Task objective:
Count how many lines of the data include "this". The answer is that number and nothing else.

Entries shown:
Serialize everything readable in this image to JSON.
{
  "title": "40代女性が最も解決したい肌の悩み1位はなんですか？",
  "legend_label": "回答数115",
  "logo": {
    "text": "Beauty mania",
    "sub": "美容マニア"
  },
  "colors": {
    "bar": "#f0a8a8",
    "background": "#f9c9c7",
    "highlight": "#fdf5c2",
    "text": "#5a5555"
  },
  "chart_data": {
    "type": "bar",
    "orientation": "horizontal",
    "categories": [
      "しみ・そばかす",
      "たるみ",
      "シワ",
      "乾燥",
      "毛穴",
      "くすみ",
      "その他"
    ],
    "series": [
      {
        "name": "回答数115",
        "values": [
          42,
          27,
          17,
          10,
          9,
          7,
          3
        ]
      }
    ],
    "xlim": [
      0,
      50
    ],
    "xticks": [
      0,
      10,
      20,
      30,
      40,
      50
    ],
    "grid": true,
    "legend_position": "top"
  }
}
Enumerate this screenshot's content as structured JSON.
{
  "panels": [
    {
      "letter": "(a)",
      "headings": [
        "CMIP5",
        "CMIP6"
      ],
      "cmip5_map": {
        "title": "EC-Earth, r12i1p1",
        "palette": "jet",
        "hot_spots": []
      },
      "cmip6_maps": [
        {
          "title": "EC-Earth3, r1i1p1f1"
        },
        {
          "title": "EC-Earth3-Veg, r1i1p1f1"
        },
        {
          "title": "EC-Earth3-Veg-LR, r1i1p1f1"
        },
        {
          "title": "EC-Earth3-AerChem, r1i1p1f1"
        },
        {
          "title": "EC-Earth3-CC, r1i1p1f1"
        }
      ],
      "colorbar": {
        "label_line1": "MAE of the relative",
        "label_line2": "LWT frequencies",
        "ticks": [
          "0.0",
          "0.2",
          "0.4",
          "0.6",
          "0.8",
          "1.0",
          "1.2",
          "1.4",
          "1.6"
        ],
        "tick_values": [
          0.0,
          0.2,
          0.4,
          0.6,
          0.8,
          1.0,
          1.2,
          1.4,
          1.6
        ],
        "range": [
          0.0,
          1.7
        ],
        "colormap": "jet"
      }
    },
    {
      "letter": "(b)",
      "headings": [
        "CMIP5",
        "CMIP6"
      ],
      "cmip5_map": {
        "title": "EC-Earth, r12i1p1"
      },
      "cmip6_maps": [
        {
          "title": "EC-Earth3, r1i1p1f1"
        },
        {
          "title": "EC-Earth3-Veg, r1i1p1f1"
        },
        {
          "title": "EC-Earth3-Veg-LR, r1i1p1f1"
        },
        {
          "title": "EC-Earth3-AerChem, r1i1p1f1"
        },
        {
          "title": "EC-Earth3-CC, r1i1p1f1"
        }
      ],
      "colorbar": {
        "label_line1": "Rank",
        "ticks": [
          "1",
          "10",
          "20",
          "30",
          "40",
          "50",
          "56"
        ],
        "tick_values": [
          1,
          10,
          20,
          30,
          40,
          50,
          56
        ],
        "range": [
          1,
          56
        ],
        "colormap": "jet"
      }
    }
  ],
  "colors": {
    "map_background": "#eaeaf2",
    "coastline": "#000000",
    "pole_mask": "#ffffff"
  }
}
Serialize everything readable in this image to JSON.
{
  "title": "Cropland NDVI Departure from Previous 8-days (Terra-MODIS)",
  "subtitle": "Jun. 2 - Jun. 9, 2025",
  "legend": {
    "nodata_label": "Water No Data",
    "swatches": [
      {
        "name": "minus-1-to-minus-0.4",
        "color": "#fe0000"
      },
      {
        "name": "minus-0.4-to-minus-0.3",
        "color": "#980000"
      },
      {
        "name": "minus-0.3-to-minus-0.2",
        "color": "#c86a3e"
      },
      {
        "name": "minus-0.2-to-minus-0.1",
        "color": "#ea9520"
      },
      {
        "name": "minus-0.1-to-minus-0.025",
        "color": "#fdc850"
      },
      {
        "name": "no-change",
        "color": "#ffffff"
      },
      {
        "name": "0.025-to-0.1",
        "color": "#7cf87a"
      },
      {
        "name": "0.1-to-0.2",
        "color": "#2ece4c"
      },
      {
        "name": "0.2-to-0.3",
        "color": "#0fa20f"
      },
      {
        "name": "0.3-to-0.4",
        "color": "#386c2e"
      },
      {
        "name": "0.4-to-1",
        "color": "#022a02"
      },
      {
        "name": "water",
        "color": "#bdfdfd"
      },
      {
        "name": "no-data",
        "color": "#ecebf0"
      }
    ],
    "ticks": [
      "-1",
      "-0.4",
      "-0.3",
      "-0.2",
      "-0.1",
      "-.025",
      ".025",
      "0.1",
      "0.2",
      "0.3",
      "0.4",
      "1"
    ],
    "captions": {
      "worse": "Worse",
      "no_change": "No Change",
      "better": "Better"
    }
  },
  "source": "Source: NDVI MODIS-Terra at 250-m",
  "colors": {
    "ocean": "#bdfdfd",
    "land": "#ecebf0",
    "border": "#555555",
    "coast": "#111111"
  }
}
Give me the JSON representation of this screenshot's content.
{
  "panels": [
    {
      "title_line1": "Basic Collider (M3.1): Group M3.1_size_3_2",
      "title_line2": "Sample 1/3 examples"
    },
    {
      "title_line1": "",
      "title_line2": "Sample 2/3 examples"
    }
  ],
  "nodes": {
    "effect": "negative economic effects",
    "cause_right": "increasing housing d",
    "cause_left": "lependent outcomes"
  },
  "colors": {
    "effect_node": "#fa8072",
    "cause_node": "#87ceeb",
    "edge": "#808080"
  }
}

Answer to the task:
4